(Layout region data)

▽

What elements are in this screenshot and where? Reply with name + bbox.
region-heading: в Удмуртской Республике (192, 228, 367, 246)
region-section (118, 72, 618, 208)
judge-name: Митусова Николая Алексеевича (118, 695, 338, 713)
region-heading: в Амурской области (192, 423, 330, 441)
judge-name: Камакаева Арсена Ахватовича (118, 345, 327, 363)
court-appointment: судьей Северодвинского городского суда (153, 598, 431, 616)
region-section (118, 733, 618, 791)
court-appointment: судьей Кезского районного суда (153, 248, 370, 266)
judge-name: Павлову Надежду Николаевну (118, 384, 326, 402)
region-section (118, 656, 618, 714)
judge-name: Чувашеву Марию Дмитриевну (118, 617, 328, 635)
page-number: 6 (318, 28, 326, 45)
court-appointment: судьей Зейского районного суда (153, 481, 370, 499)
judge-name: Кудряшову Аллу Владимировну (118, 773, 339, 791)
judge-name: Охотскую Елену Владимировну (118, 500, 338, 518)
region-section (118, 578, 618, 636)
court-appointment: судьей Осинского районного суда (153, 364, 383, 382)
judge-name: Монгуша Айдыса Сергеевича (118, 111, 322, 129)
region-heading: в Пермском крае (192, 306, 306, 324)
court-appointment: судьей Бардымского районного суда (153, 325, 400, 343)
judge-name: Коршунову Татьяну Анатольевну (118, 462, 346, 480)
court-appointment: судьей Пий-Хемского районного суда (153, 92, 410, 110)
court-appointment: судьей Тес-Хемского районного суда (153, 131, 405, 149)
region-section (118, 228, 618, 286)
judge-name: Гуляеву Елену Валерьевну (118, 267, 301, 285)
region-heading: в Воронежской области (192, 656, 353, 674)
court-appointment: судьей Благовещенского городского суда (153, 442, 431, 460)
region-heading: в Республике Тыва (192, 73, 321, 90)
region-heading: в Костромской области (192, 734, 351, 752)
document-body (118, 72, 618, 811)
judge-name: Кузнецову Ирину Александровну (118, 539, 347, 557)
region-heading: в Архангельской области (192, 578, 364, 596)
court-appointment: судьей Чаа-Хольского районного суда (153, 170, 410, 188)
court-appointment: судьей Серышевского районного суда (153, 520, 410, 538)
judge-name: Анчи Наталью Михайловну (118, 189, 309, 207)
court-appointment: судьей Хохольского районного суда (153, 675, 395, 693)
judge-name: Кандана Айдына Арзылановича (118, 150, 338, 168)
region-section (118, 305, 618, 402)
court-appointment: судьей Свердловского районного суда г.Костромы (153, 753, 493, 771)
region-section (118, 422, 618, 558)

△

■ Exercise
Reproduce the data above word for word, from its first line through the line containing "region-section (118, 305, 618, 402)", inclusive.

■ Answer below
What elements are in this screenshot and where? Reply with name + bbox.
region-heading: в Удмуртской Республике (192, 228, 367, 246)
region-section (118, 72, 618, 208)
judge-name: Митусова Николая Алексеевича (118, 695, 338, 713)
region-heading: в Амурской области (192, 423, 330, 441)
judge-name: Камакаева Арсена Ахватовича (118, 345, 327, 363)
court-appointment: судьей Северодвинского городского суда (153, 598, 431, 616)
region-section (118, 733, 618, 791)
court-appointment: судьей Кезского районного суда (153, 248, 370, 266)
judge-name: Павлову Надежду Николаевну (118, 384, 326, 402)
region-section (118, 656, 618, 714)
judge-name: Чувашеву Марию Дмитриевну (118, 617, 328, 635)
page-number: 6 (318, 28, 326, 45)
court-appointment: судьей Зейского районного суда (153, 481, 370, 499)
judge-name: Кудряшову Аллу Владимировну (118, 773, 339, 791)
judge-name: Охотскую Елену Владимировну (118, 500, 338, 518)
region-section (118, 578, 618, 636)
court-appointment: судьей Осинского районного суда (153, 364, 383, 382)
judge-name: Монгуша Айдыса Сергеевича (118, 111, 322, 129)
region-heading: в Пермском крае (192, 306, 306, 324)
court-appointment: судьей Бардымского районного суда (153, 325, 400, 343)
judge-name: Коршунову Татьяну Анатольевну (118, 462, 346, 480)
court-appointment: судьей Пий-Хемского районного суда (153, 92, 410, 110)
court-appointment: судьей Тес-Хемского районного суда (153, 131, 405, 149)
region-section (118, 228, 618, 286)
judge-name: Гуляеву Елену Валерьевну (118, 267, 301, 285)
region-heading: в Воронежской области (192, 656, 353, 674)
court-appointment: судьей Благовещенского городского суда (153, 442, 431, 460)
region-heading: в Республике Тыва (192, 73, 321, 90)
region-heading: в Костромской области (192, 734, 351, 752)
document-body (118, 72, 618, 811)
judge-name: Кузнецову Ирину Александровну (118, 539, 347, 557)
region-heading: в Архангельской области (192, 578, 364, 596)
court-appointment: судьей Чаа-Хольского районного суда (153, 170, 410, 188)
court-appointment: судьей Серышевского районного суда (153, 520, 410, 538)
judge-name: Анчи Наталью Михайловну (118, 189, 309, 207)
court-appointment: судьей Хохольского районного суда (153, 675, 395, 693)
judge-name: Кандана Айдына Арзылановича (118, 150, 338, 168)
region-section (118, 305, 618, 402)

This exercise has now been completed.